WRITTEN INSTRUCTION - Identify all lines in the data containing the string "Storage". Copy them out.
## START RECORD SET
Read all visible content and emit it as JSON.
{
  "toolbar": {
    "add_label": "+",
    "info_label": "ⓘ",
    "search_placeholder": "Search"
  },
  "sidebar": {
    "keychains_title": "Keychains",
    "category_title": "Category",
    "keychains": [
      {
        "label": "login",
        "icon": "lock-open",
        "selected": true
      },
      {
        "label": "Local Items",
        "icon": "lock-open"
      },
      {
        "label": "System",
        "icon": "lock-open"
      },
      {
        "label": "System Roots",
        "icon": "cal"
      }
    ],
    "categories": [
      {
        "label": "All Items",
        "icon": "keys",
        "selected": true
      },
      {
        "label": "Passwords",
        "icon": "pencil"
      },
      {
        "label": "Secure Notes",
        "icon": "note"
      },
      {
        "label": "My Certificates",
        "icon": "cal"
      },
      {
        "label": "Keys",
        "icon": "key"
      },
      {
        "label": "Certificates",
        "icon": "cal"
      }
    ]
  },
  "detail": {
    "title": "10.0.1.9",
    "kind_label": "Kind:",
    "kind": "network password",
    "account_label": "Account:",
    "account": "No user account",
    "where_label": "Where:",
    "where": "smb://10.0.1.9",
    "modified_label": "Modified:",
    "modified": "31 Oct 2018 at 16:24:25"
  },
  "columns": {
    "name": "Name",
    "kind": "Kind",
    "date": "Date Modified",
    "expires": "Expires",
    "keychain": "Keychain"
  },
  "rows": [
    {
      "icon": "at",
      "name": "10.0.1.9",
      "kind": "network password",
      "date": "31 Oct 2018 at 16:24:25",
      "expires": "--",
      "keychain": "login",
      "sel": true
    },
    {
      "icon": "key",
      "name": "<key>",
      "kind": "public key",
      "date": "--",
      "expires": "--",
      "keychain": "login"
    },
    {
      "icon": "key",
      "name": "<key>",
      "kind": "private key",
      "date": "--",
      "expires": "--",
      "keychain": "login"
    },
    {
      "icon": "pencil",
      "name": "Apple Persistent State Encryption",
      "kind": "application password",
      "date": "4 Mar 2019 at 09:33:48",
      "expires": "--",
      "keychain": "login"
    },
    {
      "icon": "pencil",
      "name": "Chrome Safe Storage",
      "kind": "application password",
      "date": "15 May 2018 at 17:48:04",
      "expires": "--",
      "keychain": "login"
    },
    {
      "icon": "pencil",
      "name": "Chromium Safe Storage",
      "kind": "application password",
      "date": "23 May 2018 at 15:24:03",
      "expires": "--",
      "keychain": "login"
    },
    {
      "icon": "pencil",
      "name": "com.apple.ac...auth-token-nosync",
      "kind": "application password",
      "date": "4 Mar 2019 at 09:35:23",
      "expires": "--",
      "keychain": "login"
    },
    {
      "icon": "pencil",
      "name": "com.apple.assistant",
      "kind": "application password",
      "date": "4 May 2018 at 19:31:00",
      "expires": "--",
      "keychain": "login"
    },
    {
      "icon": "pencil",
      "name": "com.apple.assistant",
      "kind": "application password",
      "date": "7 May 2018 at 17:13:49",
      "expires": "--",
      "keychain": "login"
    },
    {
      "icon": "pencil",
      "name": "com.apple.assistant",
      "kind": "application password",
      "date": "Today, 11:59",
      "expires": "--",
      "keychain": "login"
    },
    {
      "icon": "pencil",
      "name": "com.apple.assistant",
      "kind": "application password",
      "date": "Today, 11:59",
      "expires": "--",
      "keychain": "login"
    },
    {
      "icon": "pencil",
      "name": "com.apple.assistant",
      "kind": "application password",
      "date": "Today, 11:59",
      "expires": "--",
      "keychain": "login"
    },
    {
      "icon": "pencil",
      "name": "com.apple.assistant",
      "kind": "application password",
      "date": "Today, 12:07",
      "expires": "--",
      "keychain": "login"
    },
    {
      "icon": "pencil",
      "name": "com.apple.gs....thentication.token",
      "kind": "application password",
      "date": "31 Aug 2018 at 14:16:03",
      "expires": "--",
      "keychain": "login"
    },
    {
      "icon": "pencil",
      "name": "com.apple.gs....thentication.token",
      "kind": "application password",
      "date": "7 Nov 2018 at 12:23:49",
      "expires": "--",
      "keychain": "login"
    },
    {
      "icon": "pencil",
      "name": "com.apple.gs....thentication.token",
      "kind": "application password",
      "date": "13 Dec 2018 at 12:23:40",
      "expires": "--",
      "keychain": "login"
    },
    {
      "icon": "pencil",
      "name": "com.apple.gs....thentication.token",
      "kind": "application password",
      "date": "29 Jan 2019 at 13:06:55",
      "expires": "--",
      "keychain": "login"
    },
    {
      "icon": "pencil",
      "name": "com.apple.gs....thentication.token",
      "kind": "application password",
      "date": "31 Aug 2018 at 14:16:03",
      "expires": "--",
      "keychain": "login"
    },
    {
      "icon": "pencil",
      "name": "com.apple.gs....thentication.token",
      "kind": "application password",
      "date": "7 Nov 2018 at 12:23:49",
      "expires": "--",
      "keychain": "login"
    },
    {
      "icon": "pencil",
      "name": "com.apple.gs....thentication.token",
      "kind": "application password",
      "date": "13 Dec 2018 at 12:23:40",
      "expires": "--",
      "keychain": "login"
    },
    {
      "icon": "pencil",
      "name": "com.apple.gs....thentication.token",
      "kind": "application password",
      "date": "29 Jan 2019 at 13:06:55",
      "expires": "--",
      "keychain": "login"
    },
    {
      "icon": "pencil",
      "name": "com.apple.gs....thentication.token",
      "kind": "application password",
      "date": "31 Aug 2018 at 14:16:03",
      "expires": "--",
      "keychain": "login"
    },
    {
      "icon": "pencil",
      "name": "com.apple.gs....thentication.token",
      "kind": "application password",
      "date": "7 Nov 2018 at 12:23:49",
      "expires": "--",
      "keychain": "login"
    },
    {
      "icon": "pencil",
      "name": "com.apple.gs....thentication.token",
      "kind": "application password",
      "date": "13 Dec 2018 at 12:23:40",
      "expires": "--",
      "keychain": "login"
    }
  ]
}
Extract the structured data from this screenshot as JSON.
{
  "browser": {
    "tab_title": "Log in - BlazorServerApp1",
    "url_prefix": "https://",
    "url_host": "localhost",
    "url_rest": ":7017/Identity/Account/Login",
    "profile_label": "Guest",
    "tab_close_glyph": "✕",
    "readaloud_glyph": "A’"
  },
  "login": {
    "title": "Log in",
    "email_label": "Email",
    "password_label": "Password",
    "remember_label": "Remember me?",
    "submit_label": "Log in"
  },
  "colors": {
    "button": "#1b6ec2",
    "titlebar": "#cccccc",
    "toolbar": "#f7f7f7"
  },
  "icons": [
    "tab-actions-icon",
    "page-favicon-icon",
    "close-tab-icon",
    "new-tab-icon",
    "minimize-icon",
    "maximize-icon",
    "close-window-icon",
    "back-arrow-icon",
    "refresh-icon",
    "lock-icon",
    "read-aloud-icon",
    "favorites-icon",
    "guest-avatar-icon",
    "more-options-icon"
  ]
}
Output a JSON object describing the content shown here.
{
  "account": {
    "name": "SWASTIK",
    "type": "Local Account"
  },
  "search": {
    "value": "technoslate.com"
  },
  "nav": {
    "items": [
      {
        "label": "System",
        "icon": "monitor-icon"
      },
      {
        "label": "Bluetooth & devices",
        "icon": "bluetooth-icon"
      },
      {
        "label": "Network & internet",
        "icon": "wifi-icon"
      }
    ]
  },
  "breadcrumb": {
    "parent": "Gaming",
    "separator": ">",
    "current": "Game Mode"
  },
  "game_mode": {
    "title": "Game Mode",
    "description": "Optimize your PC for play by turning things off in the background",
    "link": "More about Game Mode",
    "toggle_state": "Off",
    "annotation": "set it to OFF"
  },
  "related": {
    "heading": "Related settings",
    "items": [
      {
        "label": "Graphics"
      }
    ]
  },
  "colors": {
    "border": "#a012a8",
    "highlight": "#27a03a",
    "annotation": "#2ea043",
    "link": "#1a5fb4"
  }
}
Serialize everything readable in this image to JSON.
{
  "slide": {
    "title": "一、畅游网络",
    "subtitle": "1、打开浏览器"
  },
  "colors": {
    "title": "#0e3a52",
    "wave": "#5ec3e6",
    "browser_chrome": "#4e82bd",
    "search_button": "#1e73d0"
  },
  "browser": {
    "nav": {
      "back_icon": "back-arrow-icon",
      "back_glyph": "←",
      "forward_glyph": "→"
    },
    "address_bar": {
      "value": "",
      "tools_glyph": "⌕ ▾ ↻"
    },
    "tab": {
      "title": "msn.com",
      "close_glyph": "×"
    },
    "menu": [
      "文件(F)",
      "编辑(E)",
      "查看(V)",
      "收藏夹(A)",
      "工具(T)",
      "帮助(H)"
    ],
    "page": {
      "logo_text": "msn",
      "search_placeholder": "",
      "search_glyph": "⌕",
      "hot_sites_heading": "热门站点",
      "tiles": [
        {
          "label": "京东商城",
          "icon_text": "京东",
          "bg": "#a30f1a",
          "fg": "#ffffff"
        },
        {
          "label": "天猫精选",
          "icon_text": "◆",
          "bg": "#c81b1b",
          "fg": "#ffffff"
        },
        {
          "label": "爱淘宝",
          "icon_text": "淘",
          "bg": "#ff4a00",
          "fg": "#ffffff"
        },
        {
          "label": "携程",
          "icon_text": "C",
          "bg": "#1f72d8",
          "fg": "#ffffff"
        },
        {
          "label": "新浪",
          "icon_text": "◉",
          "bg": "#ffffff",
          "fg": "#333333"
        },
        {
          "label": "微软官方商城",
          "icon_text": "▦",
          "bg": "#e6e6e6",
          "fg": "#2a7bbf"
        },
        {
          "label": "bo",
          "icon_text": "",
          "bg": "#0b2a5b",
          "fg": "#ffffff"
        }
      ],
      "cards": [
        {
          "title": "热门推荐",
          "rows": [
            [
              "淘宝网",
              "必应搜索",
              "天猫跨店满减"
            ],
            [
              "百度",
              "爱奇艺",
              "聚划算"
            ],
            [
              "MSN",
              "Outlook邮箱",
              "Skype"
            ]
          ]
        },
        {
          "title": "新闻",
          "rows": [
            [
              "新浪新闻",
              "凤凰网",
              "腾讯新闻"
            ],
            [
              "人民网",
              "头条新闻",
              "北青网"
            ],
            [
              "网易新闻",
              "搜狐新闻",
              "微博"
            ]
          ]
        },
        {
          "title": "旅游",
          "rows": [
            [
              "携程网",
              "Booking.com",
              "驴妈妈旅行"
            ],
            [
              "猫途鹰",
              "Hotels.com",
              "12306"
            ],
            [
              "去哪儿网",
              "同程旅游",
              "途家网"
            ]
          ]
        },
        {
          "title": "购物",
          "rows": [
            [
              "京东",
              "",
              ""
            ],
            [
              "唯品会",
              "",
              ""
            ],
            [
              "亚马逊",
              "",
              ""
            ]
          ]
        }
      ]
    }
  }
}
## END RECORD SET
WRITTEN ANSWER -
      "name": "Chrome Safe Storage",
      "name": "Chromium Safe Storage",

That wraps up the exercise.